▶ [Exercise task] Repeat the full listing below verbatim and keep the images out.

Figure data in JSON
=====

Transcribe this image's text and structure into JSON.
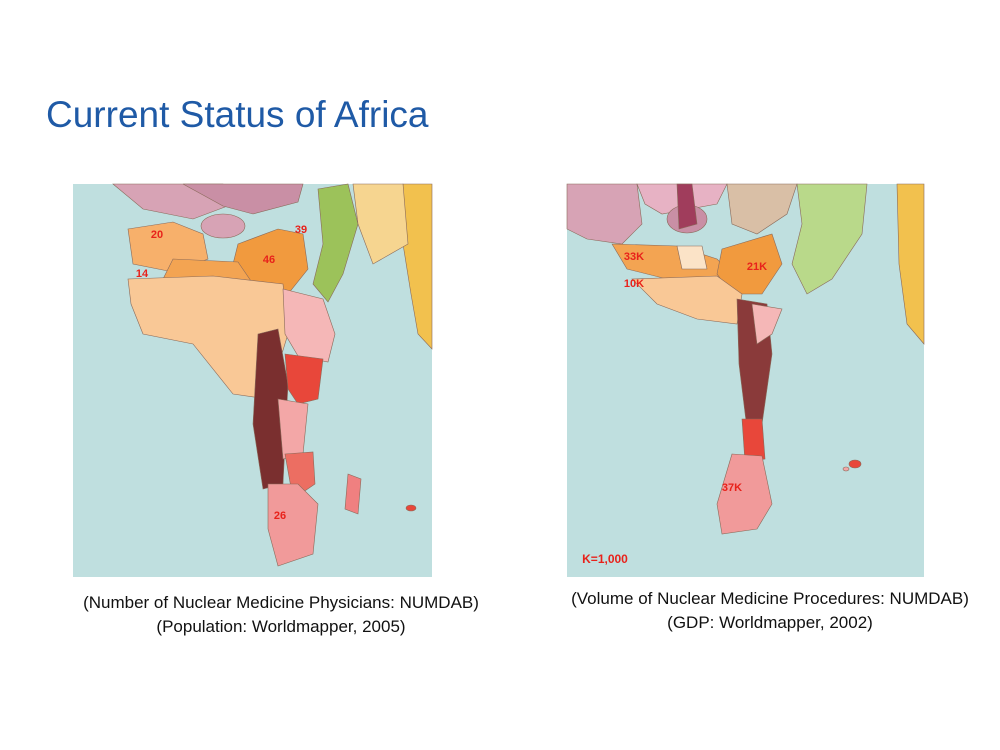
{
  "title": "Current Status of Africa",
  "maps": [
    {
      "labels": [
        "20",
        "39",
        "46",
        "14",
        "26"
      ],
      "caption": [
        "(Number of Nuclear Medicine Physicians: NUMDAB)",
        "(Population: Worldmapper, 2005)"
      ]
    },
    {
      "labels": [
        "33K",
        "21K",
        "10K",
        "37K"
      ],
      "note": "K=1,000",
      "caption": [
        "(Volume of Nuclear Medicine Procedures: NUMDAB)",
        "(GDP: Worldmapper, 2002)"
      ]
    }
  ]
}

=====

▶ [Expected answer]
Transcribe this image's text and structure into JSON.
{
  "title": "Current Status of Africa",
  "maps": [
    {
      "labels": [
        "20",
        "39",
        "46",
        "14",
        "26"
      ],
      "caption": [
        "(Number of Nuclear Medicine Physicians: NUMDAB)",
        "(Population: Worldmapper, 2005)"
      ]
    },
    {
      "labels": [
        "33K",
        "21K",
        "10K",
        "37K"
      ],
      "note": "K=1,000",
      "caption": [
        "(Volume of Nuclear Medicine Procedures: NUMDAB)",
        "(GDP: Worldmapper, 2002)"
      ]
    }
  ]
}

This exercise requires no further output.